= SHORT TASK =
Reproduce every entry in the listing without alteration.

── RECORD EXTRACTS ──

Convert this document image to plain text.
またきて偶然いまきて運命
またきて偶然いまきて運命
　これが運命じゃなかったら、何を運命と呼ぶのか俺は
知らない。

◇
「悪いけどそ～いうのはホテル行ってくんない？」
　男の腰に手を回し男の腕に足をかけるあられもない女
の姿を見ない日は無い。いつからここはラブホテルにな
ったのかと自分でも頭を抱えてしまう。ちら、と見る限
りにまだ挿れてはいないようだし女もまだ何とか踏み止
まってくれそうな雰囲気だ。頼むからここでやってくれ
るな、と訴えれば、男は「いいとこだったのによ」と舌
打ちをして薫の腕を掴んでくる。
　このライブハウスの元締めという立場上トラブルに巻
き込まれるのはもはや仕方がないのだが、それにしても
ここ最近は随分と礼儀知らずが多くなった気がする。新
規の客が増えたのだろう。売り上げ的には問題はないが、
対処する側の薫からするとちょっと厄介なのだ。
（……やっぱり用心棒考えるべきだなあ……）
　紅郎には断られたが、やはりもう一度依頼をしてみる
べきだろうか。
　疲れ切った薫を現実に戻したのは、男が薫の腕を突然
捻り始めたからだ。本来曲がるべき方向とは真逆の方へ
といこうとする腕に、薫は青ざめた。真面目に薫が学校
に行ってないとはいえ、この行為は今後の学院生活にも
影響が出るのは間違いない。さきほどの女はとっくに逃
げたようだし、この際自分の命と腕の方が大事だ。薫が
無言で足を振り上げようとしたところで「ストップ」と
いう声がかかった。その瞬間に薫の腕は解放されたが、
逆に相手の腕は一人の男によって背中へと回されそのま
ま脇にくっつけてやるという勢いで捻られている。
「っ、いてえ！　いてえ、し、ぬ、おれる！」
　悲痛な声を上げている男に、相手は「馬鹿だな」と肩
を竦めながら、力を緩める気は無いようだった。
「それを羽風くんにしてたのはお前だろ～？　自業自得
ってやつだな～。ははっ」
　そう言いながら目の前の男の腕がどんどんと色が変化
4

───

= CORRECT OUTPUT =
Convert this document image to plain text.
またきて偶然いまきて運命
またきて偶然いまきて運命
　これが運命じゃなかったら、何を運命と呼ぶのか俺は
知らない。

◇
「悪いけどそ～いうのはホテル行ってくんない？」
　男の腰に手を回し男の腕に足をかけるあられもない女
の姿を見ない日は無い。いつからここはラブホテルにな
ったのかと自分でも頭を抱えてしまう。ちら、と見る限
りにまだ挿れてはいないようだし女もまだ何とか踏み止
まってくれそうな雰囲気だ。頼むからここでやってくれ
るな、と訴えれば、男は「いいとこだったのによ」と舌
打ちをして薫の腕を掴んでくる。
　このライブハウスの元締めという立場上トラブルに巻
き込まれるのはもはや仕方がないのだが、それにしても
ここ最近は随分と礼儀知らずが多くなった気がする。新
規の客が増えたのだろう。売り上げ的には問題はないが、
対処する側の薫からするとちょっと厄介なのだ。
（……やっぱり用心棒考えるべきだなあ……）
　紅郎には断られたが、やはりもう一度依頼をしてみる
べきだろうか。
　疲れ切った薫を現実に戻したのは、男が薫の腕を突然
捻り始めたからだ。本来曲がるべき方向とは真逆の方へ
といこうとする腕に、薫は青ざめた。真面目に薫が学校
に行ってないとはいえ、この行為は今後の学院生活にも
影響が出るのは間違いない。さきほどの女はとっくに逃
げたようだし、この際自分の命と腕の方が大事だ。薫が
無言で足を振り上げようとしたところで「ストップ」と
いう声がかかった。その瞬間に薫の腕は解放されたが、
逆に相手の腕は一人の男によって背中へと回されそのま
ま脇にくっつけてやるという勢いで捻られている。
「っ、いてえ！　いてえ、し、ぬ、おれる！」
　悲痛な声を上げている男に、相手は「馬鹿だな」と肩
を竦めながら、力を緩める気は無いようだった。
「それを羽風くんにしてたのはお前だろ～？　自業自得
ってやつだな～。ははっ」
　そう言いながら目の前の男の腕がどんどんと色が変化
4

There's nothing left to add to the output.